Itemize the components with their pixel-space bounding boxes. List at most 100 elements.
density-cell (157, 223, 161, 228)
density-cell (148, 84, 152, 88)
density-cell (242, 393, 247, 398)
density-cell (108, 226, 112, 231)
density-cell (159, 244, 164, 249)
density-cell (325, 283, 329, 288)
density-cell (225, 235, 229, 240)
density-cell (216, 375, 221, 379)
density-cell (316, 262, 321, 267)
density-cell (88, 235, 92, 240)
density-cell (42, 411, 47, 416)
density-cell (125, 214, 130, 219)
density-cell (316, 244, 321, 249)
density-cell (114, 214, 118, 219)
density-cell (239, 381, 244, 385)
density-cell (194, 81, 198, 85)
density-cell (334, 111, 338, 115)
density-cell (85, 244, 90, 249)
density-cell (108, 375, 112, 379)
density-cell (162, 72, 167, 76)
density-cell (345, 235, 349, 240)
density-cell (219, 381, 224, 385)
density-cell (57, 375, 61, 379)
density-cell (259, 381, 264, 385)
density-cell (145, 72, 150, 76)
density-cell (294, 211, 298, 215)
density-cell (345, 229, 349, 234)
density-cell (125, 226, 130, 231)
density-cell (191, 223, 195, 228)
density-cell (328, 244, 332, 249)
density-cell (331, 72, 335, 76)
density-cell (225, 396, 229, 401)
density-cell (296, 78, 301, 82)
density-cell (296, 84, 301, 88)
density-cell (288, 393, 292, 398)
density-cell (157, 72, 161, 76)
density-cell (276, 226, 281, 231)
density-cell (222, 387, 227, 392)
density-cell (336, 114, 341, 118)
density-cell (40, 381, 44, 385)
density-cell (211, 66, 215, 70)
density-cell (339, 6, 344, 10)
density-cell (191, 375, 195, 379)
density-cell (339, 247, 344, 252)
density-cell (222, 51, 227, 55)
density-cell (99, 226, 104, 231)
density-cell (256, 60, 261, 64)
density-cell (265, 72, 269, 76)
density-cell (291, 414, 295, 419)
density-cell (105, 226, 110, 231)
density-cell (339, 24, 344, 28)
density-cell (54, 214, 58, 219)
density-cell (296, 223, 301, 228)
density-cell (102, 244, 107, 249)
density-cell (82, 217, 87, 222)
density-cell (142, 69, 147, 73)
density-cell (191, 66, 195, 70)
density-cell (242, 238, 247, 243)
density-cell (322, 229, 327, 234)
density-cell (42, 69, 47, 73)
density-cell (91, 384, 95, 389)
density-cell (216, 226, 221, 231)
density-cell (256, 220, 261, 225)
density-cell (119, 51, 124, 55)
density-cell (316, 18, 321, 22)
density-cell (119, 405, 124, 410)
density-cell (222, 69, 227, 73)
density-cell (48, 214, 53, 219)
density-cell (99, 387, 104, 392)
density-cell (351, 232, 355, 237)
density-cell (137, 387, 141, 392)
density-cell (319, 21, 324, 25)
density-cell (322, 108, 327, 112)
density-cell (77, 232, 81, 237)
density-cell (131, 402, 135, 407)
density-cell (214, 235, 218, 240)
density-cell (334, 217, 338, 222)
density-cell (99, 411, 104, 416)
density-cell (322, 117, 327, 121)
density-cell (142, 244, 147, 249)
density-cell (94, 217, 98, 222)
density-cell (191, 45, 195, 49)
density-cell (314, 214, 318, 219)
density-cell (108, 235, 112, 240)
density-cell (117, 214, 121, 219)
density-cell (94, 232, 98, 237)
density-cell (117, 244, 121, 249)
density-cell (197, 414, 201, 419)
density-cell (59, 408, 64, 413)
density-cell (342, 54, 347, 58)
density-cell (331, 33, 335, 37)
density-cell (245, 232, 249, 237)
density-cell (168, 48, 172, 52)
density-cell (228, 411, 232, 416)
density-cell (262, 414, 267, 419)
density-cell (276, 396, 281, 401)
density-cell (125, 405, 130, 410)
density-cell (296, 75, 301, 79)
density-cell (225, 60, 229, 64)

--

EXERCISE PROMPT = Copy every line of the records above verbatim, from first to last, keeping each character unchanged.

EXERCISE OUTPUT =
Itemize the components with their pixel-space bounding boxes. List at most 100 elements.
density-cell (157, 223, 161, 228)
density-cell (148, 84, 152, 88)
density-cell (242, 393, 247, 398)
density-cell (108, 226, 112, 231)
density-cell (159, 244, 164, 249)
density-cell (325, 283, 329, 288)
density-cell (225, 235, 229, 240)
density-cell (216, 375, 221, 379)
density-cell (316, 262, 321, 267)
density-cell (88, 235, 92, 240)
density-cell (42, 411, 47, 416)
density-cell (125, 214, 130, 219)
density-cell (316, 244, 321, 249)
density-cell (114, 214, 118, 219)
density-cell (239, 381, 244, 385)
density-cell (194, 81, 198, 85)
density-cell (334, 111, 338, 115)
density-cell (85, 244, 90, 249)
density-cell (108, 375, 112, 379)
density-cell (162, 72, 167, 76)
density-cell (345, 235, 349, 240)
density-cell (219, 381, 224, 385)
density-cell (57, 375, 61, 379)
density-cell (259, 381, 264, 385)
density-cell (145, 72, 150, 76)
density-cell (294, 211, 298, 215)
density-cell (345, 229, 349, 234)
density-cell (125, 226, 130, 231)
density-cell (191, 223, 195, 228)
density-cell (328, 244, 332, 249)
density-cell (331, 72, 335, 76)
density-cell (225, 396, 229, 401)
density-cell (296, 78, 301, 82)
density-cell (296, 84, 301, 88)
density-cell (288, 393, 292, 398)
density-cell (157, 72, 161, 76)
density-cell (276, 226, 281, 231)
density-cell (222, 387, 227, 392)
density-cell (336, 114, 341, 118)
density-cell (40, 381, 44, 385)
density-cell (211, 66, 215, 70)
density-cell (339, 6, 344, 10)
density-cell (191, 375, 195, 379)
density-cell (339, 247, 344, 252)
density-cell (222, 51, 227, 55)
density-cell (99, 226, 104, 231)
density-cell (256, 60, 261, 64)
density-cell (265, 72, 269, 76)
density-cell (291, 414, 295, 419)
density-cell (105, 226, 110, 231)
density-cell (339, 24, 344, 28)
density-cell (54, 214, 58, 219)
density-cell (296, 223, 301, 228)
density-cell (102, 244, 107, 249)
density-cell (82, 217, 87, 222)
density-cell (142, 69, 147, 73)
density-cell (191, 66, 195, 70)
density-cell (242, 238, 247, 243)
density-cell (322, 229, 327, 234)
density-cell (42, 69, 47, 73)
density-cell (91, 384, 95, 389)
density-cell (216, 226, 221, 231)
density-cell (256, 220, 261, 225)
density-cell (119, 51, 124, 55)
density-cell (316, 18, 321, 22)
density-cell (119, 405, 124, 410)
density-cell (222, 69, 227, 73)
density-cell (48, 214, 53, 219)
density-cell (99, 387, 104, 392)
density-cell (351, 232, 355, 237)
density-cell (137, 387, 141, 392)
density-cell (319, 21, 324, 25)
density-cell (322, 108, 327, 112)
density-cell (77, 232, 81, 237)
density-cell (131, 402, 135, 407)
density-cell (214, 235, 218, 240)
density-cell (334, 217, 338, 222)
density-cell (99, 411, 104, 416)
density-cell (322, 117, 327, 121)
density-cell (142, 244, 147, 249)
density-cell (94, 217, 98, 222)
density-cell (191, 45, 195, 49)
density-cell (314, 214, 318, 219)
density-cell (108, 235, 112, 240)
density-cell (117, 214, 121, 219)
density-cell (94, 232, 98, 237)
density-cell (117, 244, 121, 249)
density-cell (197, 414, 201, 419)
density-cell (59, 408, 64, 413)
density-cell (342, 54, 347, 58)
density-cell (331, 33, 335, 37)
density-cell (245, 232, 249, 237)
density-cell (168, 48, 172, 52)
density-cell (228, 411, 232, 416)
density-cell (262, 414, 267, 419)
density-cell (276, 396, 281, 401)
density-cell (125, 405, 130, 410)
density-cell (296, 75, 301, 79)
density-cell (225, 60, 229, 64)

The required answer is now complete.